* Objective *
Set each record down exactly, excluding all images.

***** Dataset records *****

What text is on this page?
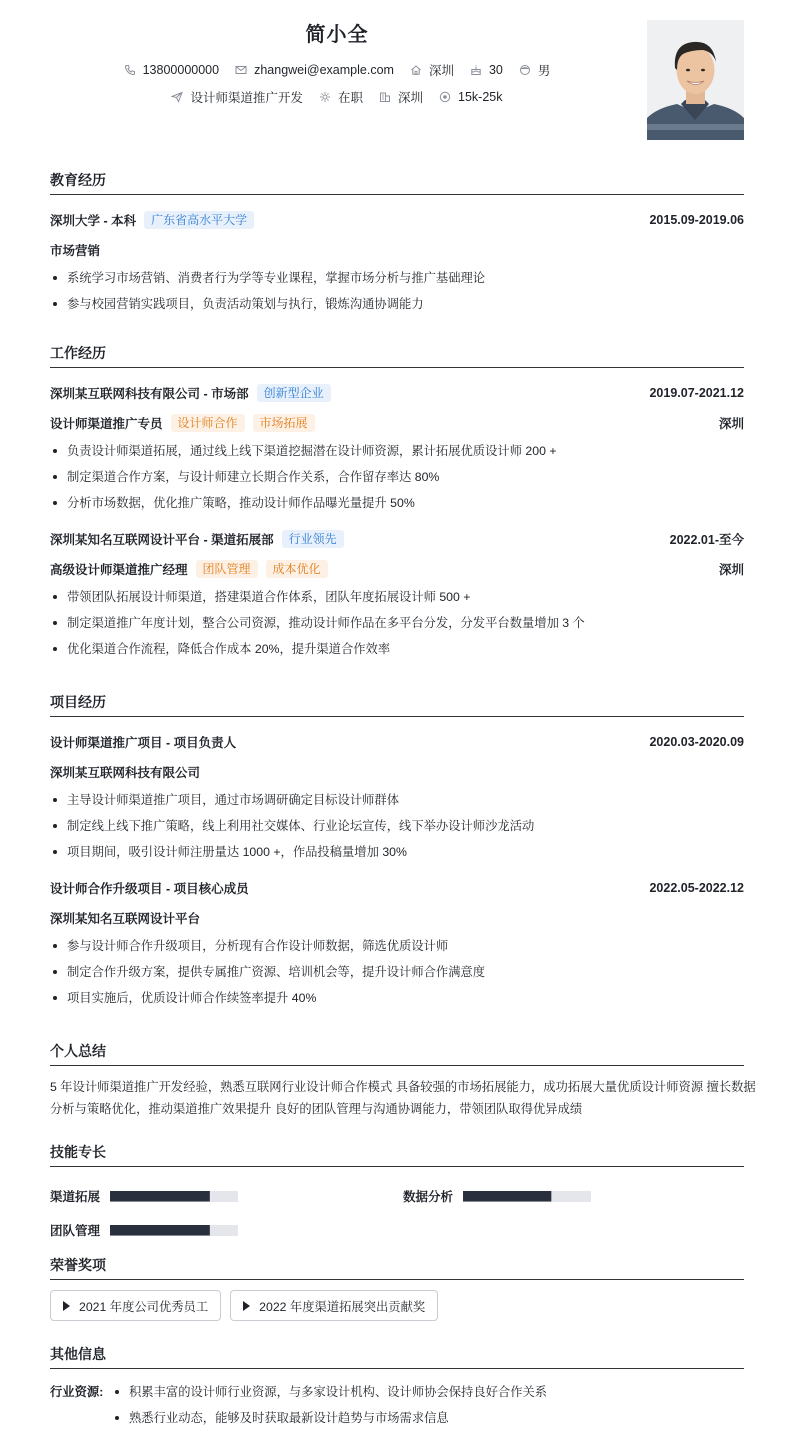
简小全
13800000000	zhangwei@example.com	深圳	30	男
设计师渠道推广开发	在职	深圳	15k-25k
教育经历
深圳大学 - 本科	广东省高水平大学	2015.09-2019.06
市场营销
系统学习市场营销、消费者行为学等专业课程，掌握市场分析与推广基础理论
参与校园营销实践项目，负责活动策划与执行，锻炼沟通协调能力
工作经历
深圳某互联网科技有限公司 - 市场部	创新型企业	2019.07-2021.12
设计师渠道推广专员	设计师合作	市场拓展	深圳
负责设计师渠道拓展，通过线上线下渠道挖掘潜在设计师资源，累计拓展优质设计师 200 +
制定渠道合作方案，与设计师建立长期合作关系，合作留存率达 80%
分析市场数据，优化推广策略，推动设计师作品曝光量提升 50%
深圳某知名互联网设计平台 - 渠道拓展部	行业领先	2022.01-至今
高级设计师渠道推广经理	团队管理	成本优化	深圳
带领团队拓展设计师渠道，搭建渠道合作体系，团队年度拓展设计师 500 +
制定渠道推广年度计划，整合公司资源，推动设计师作品在多平台分发，分发平台数量增加 3 个
优化渠道合作流程，降低合作成本 20%，提升渠道合作效率
项目经历
设计师渠道推广项目 - 项目负责人	2020.03-2020.09
深圳某互联网科技有限公司
主导设计师渠道推广项目，通过市场调研确定目标设计师群体
制定线上线下推广策略，线上利用社交媒体、行业论坛宣传，线下举办设计师沙龙活动
项目期间，吸引设计师注册量达 1000 +，作品投稿量增加 30%
设计师合作升级项目 - 项目核心成员	2022.05-2022.12
深圳某知名互联网设计平台
参与设计师合作升级项目，分析现有合作设计师数据，筛选优质设计师
制定合作升级方案，提供专属推广资源、培训机会等，提升设计师合作满意度
项目实施后，优质设计师合作续签率提升 40%
个人总结
5 年设计师渠道推广开发经验，熟悉互联网行业设计师合作模式 具备较强的市场拓展能力，成功拓展大量优质设计师资源 擅长数据
分析与策略优化，推动渠道推广效果提升 良好的团队管理与沟通协调能力，带领团队取得优异成绩
技能专长
渠道拓展	数据分析
团队管理
荣誉奖项
2021 年度公司优秀员工	2022 年度渠道拓展突出贡献奖
其他信息
行业资源:	积累丰富的设计师行业资源，与多家设计机构、设计师协会保持良好合作关系
熟悉行业动态，能够及时获取最新设计趋势与市场需求信息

*****

* Exercise answer *
What text is on this page?
简小全
13800000000	zhangwei@example.com	深圳	30	男
设计师渠道推广开发	在职	深圳	15k-25k
教育经历
深圳大学 - 本科	广东省高水平大学	2015.09-2019.06
市场营销
系统学习市场营销、消费者行为学等专业课程，掌握市场分析与推广基础理论
参与校园营销实践项目，负责活动策划与执行，锻炼沟通协调能力
工作经历
深圳某互联网科技有限公司 - 市场部	创新型企业	2019.07-2021.12
设计师渠道推广专员	设计师合作	市场拓展	深圳
负责设计师渠道拓展，通过线上线下渠道挖掘潜在设计师资源，累计拓展优质设计师 200 +
制定渠道合作方案，与设计师建立长期合作关系，合作留存率达 80%
分析市场数据，优化推广策略，推动设计师作品曝光量提升 50%
深圳某知名互联网设计平台 - 渠道拓展部	行业领先	2022.01-至今
高级设计师渠道推广经理	团队管理	成本优化	深圳
带领团队拓展设计师渠道，搭建渠道合作体系，团队年度拓展设计师 500 +
制定渠道推广年度计划，整合公司资源，推动设计师作品在多平台分发，分发平台数量增加 3 个
优化渠道合作流程，降低合作成本 20%，提升渠道合作效率
项目经历
设计师渠道推广项目 - 项目负责人	2020.03-2020.09
深圳某互联网科技有限公司
主导设计师渠道推广项目，通过市场调研确定目标设计师群体
制定线上线下推广策略，线上利用社交媒体、行业论坛宣传，线下举办设计师沙龙活动
项目期间，吸引设计师注册量达 1000 +，作品投稿量增加 30%
设计师合作升级项目 - 项目核心成员	2022.05-2022.12
深圳某知名互联网设计平台
参与设计师合作升级项目，分析现有合作设计师数据，筛选优质设计师
制定合作升级方案，提供专属推广资源、培训机会等，提升设计师合作满意度
项目实施后，优质设计师合作续签率提升 40%
个人总结
5 年设计师渠道推广开发经验，熟悉互联网行业设计师合作模式 具备较强的市场拓展能力，成功拓展大量优质设计师资源 擅长数据
分析与策略优化，推动渠道推广效果提升 良好的团队管理与沟通协调能力，带领团队取得优异成绩
技能专长
渠道拓展	数据分析
团队管理
荣誉奖项
2021 年度公司优秀员工	2022 年度渠道拓展突出贡献奖
其他信息
行业资源:	积累丰富的设计师行业资源，与多家设计机构、设计师协会保持良好合作关系
熟悉行业动态，能够及时获取最新设计趋势与市场需求信息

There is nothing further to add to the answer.